▶ **Written task**: Determine which lines contain the word "data", then copy those lines.

▶ **Task material**:
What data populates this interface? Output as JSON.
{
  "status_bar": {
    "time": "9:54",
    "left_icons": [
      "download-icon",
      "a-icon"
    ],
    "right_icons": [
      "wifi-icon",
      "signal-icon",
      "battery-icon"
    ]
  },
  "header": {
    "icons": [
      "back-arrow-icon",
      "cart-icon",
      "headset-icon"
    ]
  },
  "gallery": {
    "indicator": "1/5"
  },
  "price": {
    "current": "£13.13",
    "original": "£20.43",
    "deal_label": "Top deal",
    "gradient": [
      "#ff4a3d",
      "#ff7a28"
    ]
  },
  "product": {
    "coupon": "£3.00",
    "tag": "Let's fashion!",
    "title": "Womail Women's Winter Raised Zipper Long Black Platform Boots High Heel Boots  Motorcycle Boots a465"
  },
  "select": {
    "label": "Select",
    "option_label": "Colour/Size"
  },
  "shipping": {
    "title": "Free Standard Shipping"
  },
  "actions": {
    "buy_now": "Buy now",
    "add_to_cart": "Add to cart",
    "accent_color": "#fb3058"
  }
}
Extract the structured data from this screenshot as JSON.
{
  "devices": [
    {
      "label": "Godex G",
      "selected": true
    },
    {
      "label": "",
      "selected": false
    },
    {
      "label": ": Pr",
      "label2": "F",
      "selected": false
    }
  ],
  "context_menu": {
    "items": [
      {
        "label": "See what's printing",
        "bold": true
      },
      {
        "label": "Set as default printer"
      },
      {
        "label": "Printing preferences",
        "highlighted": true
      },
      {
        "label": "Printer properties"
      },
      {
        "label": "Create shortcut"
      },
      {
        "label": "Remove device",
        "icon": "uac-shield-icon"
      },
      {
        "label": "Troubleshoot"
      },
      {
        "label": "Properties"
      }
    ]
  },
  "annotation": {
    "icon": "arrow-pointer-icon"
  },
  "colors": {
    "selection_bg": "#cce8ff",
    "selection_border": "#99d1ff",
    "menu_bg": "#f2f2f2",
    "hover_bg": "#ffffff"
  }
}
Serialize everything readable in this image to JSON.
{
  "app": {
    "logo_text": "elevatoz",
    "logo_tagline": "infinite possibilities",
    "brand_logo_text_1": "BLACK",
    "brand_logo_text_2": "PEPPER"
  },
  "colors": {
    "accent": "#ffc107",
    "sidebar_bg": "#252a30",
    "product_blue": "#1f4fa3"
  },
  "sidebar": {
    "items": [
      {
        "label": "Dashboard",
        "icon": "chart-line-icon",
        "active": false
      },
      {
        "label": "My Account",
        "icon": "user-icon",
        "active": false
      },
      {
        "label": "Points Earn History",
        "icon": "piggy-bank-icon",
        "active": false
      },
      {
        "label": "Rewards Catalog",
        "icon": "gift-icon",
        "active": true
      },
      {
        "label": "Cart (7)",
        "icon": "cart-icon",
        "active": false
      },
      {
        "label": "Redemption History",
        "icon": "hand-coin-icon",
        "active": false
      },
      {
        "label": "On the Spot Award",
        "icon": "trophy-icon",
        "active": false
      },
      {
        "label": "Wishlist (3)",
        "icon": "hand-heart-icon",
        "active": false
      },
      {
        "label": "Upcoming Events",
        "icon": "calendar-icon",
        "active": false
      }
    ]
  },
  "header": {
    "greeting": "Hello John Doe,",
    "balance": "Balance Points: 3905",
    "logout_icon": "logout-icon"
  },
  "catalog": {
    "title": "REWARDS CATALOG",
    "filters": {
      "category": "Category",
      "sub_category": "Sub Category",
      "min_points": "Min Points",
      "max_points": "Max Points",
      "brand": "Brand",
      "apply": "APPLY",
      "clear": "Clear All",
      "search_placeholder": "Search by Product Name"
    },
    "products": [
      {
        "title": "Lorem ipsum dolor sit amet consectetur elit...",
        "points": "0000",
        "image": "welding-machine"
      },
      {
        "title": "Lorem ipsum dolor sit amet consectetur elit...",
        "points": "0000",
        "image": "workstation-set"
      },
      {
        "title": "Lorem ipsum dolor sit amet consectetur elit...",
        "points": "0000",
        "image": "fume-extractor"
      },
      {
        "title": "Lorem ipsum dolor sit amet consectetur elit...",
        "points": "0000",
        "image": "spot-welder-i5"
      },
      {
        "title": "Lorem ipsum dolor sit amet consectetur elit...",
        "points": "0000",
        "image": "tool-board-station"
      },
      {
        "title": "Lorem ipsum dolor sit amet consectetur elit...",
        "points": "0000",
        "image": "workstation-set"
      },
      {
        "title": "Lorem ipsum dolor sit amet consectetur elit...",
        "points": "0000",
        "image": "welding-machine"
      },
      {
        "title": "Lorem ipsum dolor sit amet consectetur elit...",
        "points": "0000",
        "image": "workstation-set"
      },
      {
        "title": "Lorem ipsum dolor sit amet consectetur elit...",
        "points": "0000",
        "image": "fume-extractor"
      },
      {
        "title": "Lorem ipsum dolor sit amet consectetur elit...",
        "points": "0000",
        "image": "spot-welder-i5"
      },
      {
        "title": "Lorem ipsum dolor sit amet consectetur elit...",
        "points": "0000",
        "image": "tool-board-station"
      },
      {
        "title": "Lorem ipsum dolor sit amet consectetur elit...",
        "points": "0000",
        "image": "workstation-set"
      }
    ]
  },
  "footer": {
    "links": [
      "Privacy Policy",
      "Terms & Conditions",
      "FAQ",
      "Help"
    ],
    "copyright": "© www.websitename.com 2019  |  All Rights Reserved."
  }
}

▶ **Solution for this problem**:
What data populates this interface? Output as JSON.
Extract the structured data from this screenshot as JSON.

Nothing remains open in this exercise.